- _CHALLENGE_
Turn the items from the start through the line containing "volume-bar: [55, 502, 59, 520]" into a numbered list, leaving out any blank lines.

- _AVAILABLE RECORDS_

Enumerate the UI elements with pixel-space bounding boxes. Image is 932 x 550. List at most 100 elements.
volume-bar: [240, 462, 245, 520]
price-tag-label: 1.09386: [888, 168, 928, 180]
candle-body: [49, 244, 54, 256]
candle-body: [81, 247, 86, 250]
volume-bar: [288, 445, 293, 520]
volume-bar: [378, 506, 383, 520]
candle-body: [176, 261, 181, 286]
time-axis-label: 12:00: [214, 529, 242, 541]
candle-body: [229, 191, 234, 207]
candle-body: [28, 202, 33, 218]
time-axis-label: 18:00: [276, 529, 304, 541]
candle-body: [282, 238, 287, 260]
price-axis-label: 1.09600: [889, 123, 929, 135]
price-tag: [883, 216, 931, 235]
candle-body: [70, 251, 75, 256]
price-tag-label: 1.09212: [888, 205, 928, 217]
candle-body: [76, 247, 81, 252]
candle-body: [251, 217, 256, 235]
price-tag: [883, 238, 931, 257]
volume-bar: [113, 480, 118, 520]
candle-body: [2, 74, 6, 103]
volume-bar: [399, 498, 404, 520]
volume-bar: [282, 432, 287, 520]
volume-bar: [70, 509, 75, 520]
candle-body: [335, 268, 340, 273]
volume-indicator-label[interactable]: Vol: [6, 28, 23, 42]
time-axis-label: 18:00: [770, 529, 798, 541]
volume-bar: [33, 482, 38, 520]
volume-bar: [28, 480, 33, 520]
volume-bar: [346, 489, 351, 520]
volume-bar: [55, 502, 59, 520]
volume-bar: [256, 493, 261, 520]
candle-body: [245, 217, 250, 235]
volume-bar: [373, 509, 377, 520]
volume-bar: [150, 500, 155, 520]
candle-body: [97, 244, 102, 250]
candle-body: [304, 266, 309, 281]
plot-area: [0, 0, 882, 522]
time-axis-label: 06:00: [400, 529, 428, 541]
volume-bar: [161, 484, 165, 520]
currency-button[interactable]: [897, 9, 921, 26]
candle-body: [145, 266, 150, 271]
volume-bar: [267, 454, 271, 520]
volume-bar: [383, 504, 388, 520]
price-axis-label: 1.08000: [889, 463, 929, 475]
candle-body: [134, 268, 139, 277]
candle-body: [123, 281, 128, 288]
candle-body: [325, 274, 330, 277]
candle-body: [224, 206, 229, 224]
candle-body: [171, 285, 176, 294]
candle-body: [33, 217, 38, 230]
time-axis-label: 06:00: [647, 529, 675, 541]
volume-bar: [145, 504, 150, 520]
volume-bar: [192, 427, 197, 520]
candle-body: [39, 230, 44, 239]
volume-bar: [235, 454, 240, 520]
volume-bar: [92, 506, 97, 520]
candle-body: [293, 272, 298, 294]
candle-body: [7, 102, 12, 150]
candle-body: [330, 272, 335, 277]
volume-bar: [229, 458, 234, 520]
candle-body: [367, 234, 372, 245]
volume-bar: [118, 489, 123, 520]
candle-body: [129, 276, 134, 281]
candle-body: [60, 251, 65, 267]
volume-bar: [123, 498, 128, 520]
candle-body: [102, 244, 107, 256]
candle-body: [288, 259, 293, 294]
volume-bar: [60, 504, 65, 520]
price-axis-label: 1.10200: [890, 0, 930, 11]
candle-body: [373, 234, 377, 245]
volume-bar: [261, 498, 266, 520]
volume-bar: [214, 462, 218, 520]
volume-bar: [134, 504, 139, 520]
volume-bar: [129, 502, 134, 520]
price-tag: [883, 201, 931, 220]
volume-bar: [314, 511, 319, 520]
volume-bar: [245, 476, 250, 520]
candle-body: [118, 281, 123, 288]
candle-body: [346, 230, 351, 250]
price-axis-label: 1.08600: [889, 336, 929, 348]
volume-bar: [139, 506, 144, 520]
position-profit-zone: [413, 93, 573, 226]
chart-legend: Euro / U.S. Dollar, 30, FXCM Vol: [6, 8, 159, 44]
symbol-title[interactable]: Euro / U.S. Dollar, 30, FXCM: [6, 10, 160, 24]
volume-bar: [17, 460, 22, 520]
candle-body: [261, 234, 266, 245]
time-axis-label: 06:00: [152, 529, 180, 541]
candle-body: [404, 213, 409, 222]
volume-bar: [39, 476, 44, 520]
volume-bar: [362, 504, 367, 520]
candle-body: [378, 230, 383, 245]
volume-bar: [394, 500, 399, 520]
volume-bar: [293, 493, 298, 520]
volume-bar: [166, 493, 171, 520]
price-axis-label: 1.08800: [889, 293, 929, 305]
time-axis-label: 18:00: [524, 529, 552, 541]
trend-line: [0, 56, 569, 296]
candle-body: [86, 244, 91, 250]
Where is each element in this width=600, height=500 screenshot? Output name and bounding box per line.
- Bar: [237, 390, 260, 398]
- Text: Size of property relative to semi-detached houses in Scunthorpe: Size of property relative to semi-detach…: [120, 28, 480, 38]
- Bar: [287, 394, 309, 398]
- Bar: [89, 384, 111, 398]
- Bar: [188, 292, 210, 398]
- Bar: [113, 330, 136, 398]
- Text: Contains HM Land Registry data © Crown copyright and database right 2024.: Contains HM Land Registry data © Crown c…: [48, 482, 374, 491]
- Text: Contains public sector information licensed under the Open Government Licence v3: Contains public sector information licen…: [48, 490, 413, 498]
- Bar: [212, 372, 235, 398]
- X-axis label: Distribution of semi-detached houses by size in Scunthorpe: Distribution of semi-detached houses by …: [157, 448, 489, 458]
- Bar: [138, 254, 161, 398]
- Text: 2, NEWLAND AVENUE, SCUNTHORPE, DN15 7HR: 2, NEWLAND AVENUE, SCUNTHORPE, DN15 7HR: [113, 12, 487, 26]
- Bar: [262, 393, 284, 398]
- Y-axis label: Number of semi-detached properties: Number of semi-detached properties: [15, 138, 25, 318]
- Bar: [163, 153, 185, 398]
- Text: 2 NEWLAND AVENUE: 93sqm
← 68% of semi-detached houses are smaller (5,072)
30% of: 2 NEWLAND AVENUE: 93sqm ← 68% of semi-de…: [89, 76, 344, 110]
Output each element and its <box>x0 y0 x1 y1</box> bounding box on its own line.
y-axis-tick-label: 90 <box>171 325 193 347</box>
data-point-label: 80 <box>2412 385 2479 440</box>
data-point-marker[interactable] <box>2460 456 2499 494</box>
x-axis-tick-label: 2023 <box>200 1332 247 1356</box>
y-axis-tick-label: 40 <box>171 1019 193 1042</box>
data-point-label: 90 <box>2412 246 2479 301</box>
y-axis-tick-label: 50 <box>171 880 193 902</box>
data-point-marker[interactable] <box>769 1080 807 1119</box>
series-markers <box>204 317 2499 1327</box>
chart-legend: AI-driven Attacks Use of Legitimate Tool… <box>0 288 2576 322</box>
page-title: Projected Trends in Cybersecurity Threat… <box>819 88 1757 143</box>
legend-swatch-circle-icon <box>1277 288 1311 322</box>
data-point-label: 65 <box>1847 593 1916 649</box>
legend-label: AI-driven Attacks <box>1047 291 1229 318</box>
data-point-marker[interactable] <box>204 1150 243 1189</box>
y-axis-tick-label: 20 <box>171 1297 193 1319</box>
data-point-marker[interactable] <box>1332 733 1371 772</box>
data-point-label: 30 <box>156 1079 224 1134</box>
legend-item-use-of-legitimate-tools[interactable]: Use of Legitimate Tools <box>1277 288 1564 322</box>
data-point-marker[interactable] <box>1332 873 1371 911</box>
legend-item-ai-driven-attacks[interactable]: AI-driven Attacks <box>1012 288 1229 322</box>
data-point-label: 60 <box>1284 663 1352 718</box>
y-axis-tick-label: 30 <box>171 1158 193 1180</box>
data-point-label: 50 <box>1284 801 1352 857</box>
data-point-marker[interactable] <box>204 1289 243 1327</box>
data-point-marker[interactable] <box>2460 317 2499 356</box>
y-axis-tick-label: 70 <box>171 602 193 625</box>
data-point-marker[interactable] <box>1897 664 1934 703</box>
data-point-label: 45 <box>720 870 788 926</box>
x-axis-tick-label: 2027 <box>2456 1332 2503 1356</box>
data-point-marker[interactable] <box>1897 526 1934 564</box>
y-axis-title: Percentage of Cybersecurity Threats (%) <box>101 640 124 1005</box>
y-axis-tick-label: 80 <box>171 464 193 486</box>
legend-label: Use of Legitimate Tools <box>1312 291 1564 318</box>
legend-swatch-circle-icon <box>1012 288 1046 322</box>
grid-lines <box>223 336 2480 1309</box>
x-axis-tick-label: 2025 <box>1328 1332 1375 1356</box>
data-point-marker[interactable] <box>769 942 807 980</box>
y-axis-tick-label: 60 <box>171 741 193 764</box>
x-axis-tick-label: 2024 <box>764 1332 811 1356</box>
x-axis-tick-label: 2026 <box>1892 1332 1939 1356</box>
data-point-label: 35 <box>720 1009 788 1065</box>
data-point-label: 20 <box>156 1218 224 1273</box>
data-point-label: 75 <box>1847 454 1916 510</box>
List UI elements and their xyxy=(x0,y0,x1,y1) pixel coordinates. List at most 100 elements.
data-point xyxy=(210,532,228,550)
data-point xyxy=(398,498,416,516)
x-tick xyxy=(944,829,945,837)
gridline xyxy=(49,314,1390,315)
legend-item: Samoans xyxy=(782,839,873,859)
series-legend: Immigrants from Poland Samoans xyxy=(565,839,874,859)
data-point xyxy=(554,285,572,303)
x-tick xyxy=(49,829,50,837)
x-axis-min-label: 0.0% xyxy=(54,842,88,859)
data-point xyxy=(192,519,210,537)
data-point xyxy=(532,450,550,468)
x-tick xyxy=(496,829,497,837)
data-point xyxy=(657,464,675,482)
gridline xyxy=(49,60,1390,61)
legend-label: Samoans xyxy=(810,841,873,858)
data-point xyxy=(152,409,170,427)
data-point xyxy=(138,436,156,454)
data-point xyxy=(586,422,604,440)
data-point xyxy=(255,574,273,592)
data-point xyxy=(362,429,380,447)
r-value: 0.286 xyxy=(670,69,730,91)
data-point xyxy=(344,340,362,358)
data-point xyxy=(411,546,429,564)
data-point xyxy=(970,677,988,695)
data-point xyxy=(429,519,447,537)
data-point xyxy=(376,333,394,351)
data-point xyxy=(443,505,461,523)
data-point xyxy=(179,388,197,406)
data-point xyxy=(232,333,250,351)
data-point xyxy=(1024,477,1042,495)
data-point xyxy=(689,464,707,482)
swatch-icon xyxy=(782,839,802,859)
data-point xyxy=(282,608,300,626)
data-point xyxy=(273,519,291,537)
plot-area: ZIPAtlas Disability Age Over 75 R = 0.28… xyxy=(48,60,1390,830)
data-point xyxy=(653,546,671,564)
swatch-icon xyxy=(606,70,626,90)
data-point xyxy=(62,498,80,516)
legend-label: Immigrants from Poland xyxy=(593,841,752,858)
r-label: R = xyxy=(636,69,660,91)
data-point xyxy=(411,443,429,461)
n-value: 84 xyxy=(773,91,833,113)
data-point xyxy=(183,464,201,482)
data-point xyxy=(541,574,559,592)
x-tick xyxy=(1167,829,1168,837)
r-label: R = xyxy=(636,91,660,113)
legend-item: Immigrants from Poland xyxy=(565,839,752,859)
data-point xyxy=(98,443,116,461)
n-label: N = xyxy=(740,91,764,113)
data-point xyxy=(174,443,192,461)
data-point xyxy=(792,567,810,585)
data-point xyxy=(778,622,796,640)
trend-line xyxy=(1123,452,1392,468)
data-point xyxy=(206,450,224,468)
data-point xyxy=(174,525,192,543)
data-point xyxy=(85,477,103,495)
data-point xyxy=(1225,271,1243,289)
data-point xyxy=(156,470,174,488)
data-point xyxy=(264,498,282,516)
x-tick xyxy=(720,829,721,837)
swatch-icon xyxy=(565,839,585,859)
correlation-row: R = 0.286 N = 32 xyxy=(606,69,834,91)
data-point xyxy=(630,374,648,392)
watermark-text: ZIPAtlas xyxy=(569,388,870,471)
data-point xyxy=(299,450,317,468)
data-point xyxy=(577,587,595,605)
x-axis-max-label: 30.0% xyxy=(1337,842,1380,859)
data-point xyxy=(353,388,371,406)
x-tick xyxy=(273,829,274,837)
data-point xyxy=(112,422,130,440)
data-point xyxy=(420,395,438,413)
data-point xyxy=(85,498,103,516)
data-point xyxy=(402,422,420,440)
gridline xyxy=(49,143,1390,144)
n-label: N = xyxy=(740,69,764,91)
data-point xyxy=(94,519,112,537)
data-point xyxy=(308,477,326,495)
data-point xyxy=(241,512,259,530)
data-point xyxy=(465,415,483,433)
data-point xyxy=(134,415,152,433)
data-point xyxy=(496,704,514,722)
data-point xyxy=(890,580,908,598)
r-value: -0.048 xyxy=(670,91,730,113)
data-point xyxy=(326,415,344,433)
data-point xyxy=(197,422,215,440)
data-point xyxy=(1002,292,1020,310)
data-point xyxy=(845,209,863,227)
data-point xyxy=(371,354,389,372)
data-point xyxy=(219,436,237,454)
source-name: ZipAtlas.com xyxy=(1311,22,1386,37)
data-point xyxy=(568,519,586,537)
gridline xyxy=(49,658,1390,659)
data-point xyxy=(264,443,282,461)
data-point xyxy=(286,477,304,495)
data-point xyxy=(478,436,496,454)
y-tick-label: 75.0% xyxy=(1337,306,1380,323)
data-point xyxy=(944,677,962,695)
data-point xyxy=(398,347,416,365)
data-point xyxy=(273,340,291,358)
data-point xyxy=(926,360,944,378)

- _RESULT FOR THIS EXERCISE_
1. Enumerate the UI elements with pixel-space bounding boxes. Image is 932 x 550. List at most 100 elements.
2. volume-bar: [240, 462, 245, 520]
3. price-tag-label: 1.09386: [888, 168, 928, 180]
4. candle-body: [49, 244, 54, 256]
5. candle-body: [81, 247, 86, 250]
6. volume-bar: [288, 445, 293, 520]
7. volume-bar: [378, 506, 383, 520]
8. candle-body: [176, 261, 181, 286]
9. time-axis-label: 12:00: [214, 529, 242, 541]
10. candle-body: [229, 191, 234, 207]
11. candle-body: [28, 202, 33, 218]
12. time-axis-label: 18:00: [276, 529, 304, 541]
13. candle-body: [282, 238, 287, 260]
14. price-axis-label: 1.09600: [889, 123, 929, 135]
15. price-tag: [883, 216, 931, 235]
16. candle-body: [70, 251, 75, 256]
17. price-tag-label: 1.09212: [888, 205, 928, 217]
18. candle-body: [76, 247, 81, 252]
19. candle-body: [251, 217, 256, 235]
20. price-tag: [883, 238, 931, 257]
21. volume-bar: [113, 480, 118, 520]
22. candle-body: [2, 74, 6, 103]
23. volume-bar: [399, 498, 404, 520]
24. volume-bar: [282, 432, 287, 520]
25. volume-bar: [70, 509, 75, 520]
26. candle-body: [335, 268, 340, 273]
27. volume-indicator-label[interactable]: Vol: [6, 28, 23, 42]
28. time-axis-label: 18:00: [770, 529, 798, 541]
29. volume-bar: [33, 482, 38, 520]
30. volume-bar: [28, 480, 33, 520]
31. volume-bar: [346, 489, 351, 520]
32. volume-bar: [55, 502, 59, 520]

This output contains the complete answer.